Below is a listing. Gather each line of it that contains "JSON".

## Start Records supplied

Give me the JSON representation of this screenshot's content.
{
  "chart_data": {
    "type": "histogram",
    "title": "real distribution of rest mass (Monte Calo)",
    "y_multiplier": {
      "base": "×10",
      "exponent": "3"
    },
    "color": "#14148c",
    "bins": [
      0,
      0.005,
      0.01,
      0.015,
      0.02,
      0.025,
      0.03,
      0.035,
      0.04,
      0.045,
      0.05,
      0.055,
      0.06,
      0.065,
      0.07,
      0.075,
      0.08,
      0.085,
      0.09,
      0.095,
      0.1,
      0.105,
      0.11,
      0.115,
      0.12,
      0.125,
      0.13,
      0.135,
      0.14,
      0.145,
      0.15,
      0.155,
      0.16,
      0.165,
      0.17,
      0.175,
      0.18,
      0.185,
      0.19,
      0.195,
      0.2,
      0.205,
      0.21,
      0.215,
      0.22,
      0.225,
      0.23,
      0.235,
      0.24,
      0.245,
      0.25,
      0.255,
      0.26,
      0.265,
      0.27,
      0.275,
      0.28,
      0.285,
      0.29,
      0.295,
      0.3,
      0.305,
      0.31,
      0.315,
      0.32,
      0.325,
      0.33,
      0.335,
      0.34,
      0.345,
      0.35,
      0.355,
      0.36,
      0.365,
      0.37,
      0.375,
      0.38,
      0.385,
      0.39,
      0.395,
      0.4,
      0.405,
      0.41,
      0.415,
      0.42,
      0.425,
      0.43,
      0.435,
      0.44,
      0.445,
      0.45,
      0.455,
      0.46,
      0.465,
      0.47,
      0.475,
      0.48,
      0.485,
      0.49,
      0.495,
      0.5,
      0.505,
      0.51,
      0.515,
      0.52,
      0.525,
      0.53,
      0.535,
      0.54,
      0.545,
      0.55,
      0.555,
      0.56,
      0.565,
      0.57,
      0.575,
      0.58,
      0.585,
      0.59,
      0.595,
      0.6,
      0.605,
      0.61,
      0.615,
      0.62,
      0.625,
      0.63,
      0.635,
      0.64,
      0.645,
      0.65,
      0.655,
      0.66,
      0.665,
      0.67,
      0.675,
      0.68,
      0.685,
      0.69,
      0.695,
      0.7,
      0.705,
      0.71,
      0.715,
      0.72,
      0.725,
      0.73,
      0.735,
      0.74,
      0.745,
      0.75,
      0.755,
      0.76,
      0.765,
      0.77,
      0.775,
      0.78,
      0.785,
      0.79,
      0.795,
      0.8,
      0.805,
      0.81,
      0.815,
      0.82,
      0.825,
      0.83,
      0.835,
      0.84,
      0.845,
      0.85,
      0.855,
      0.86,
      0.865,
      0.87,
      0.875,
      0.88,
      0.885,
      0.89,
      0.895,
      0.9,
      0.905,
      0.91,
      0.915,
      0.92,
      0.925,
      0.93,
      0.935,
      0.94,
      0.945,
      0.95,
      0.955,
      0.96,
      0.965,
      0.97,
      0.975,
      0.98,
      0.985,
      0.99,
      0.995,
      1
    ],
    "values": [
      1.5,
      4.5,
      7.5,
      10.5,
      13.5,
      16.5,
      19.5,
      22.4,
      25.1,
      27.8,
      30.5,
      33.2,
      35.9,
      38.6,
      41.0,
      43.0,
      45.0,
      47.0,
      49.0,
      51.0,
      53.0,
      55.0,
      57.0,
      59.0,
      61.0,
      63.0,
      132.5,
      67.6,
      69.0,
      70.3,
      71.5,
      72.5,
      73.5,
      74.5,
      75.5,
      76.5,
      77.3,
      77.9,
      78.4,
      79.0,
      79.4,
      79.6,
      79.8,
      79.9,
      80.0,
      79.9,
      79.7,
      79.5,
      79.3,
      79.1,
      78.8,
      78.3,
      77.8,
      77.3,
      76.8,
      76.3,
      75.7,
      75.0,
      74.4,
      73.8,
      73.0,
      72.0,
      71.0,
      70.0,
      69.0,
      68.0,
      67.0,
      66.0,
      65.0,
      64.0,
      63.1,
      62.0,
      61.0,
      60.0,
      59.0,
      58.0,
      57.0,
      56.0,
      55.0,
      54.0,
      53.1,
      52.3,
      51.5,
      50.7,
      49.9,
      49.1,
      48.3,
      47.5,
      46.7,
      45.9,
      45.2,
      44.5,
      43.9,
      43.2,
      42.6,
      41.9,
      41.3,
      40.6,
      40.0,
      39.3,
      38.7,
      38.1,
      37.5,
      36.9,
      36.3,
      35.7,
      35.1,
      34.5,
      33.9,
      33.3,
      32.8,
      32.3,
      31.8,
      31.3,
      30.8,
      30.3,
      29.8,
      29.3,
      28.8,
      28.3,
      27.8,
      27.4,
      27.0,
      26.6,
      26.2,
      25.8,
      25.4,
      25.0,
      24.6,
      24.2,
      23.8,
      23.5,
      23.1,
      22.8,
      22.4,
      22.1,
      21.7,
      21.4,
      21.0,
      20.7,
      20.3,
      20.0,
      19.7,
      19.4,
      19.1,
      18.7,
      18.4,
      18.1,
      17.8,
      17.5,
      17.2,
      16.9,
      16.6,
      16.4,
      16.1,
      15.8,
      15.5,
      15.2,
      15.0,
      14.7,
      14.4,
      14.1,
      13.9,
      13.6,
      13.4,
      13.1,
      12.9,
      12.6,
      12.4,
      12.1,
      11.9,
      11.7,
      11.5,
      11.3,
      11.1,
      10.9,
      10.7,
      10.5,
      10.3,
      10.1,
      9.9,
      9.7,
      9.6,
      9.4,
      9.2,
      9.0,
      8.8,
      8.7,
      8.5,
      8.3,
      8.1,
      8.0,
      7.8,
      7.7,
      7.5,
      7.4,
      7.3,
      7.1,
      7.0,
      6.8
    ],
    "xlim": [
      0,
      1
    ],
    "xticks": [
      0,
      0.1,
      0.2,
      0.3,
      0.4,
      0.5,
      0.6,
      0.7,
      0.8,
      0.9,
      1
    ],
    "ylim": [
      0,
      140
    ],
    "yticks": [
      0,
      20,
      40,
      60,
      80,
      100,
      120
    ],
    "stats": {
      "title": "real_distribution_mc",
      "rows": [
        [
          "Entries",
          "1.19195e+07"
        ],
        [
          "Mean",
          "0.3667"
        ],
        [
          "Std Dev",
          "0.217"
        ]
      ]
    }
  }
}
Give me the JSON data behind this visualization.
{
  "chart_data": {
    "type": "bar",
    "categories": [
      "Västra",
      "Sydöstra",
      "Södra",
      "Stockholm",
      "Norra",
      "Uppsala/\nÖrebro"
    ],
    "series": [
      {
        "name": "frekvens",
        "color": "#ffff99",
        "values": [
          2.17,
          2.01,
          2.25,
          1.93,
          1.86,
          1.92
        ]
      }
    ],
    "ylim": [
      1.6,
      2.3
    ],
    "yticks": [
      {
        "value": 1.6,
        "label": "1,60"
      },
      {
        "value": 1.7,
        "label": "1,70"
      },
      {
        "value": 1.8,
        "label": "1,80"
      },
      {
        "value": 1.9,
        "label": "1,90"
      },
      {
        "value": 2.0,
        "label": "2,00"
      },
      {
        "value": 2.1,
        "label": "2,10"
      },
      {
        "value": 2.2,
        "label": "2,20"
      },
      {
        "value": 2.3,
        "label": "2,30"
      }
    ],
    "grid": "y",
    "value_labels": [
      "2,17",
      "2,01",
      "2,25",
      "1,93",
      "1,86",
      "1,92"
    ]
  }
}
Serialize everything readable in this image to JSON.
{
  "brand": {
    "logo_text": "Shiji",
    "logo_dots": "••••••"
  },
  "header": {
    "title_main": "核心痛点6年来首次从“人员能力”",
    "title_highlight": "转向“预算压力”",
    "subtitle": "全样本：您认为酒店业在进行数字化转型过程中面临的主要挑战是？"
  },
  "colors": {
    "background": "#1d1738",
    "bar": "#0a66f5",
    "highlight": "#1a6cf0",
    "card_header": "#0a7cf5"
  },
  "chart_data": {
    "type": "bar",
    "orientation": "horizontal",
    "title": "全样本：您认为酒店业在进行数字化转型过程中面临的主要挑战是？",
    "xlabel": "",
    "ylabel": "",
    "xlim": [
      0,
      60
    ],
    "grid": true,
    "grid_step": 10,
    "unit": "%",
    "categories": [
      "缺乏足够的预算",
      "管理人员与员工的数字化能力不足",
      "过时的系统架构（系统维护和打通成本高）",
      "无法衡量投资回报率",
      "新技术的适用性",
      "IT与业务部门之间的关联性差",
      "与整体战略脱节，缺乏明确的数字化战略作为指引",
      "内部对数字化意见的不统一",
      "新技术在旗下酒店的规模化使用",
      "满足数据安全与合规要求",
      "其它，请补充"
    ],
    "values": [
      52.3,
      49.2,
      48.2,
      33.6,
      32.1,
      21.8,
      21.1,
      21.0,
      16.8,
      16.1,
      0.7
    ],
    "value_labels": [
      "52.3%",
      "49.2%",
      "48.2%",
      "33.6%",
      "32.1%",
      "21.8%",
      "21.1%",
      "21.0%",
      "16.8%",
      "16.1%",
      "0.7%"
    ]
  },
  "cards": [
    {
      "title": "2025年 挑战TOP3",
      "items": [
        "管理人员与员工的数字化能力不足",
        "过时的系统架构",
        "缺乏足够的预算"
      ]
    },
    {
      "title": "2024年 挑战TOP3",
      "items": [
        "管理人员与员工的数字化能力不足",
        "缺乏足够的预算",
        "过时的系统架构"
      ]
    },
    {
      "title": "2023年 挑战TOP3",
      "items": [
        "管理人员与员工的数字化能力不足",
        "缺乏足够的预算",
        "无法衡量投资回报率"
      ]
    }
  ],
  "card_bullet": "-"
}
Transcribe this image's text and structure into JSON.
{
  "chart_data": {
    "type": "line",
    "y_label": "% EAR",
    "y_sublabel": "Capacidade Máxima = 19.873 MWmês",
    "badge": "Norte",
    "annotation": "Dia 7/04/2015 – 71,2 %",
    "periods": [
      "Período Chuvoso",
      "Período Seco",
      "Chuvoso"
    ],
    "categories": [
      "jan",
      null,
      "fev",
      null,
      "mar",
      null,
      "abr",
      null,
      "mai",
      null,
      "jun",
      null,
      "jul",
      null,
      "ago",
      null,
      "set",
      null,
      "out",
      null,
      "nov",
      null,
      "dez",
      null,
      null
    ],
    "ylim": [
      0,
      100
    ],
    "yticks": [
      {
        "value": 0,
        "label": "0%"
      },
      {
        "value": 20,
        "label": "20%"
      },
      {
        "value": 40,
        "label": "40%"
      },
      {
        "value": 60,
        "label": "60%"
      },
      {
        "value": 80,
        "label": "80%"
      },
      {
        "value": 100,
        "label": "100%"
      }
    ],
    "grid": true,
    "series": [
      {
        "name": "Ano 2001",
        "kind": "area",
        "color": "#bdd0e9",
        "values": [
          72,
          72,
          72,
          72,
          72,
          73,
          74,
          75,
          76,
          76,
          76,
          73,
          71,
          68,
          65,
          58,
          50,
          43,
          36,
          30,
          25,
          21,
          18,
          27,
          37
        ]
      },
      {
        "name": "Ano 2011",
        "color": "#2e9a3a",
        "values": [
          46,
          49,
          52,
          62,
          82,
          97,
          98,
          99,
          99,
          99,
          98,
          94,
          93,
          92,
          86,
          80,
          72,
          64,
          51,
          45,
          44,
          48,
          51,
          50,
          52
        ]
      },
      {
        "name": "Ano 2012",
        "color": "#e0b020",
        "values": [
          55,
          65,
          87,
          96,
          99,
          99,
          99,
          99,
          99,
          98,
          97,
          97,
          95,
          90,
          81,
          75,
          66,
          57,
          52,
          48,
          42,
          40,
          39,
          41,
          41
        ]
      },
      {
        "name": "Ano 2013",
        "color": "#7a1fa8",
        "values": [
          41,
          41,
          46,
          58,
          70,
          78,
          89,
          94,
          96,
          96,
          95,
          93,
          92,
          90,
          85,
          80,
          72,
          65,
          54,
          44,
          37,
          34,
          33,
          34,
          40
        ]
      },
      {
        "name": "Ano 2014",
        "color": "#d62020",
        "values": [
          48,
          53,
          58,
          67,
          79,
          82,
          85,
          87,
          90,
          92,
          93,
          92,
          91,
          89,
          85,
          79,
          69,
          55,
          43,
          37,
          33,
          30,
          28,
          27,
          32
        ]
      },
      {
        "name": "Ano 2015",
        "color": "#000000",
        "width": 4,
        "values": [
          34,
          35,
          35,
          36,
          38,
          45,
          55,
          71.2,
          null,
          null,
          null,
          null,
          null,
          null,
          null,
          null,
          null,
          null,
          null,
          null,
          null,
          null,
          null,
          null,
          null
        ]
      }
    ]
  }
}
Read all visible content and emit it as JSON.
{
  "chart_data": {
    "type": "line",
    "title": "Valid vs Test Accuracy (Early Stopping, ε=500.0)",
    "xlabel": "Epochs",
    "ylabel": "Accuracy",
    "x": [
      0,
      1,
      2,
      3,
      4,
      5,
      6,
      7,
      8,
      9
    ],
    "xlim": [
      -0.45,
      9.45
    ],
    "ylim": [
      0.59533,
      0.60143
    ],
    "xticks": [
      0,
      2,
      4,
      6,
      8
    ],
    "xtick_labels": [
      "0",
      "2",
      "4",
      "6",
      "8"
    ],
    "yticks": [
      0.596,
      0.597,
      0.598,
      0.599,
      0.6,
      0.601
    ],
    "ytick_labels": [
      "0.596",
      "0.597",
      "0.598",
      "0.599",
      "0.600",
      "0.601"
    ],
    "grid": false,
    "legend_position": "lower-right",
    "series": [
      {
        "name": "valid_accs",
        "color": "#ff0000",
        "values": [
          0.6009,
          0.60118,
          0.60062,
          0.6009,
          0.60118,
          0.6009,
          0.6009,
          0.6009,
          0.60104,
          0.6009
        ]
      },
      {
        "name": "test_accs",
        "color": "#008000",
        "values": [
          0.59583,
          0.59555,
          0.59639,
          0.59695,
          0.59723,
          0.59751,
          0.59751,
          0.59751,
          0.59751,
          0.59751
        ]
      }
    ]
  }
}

## End Records supplied

=== Result below ===
Give me the JSON representation of this screenshot's content.
Give me the JSON data behind this visualization.
Serialize everything readable in this image to JSON.
Transcribe this image's text and structure into JSON.
Read all visible content and emit it as JSON.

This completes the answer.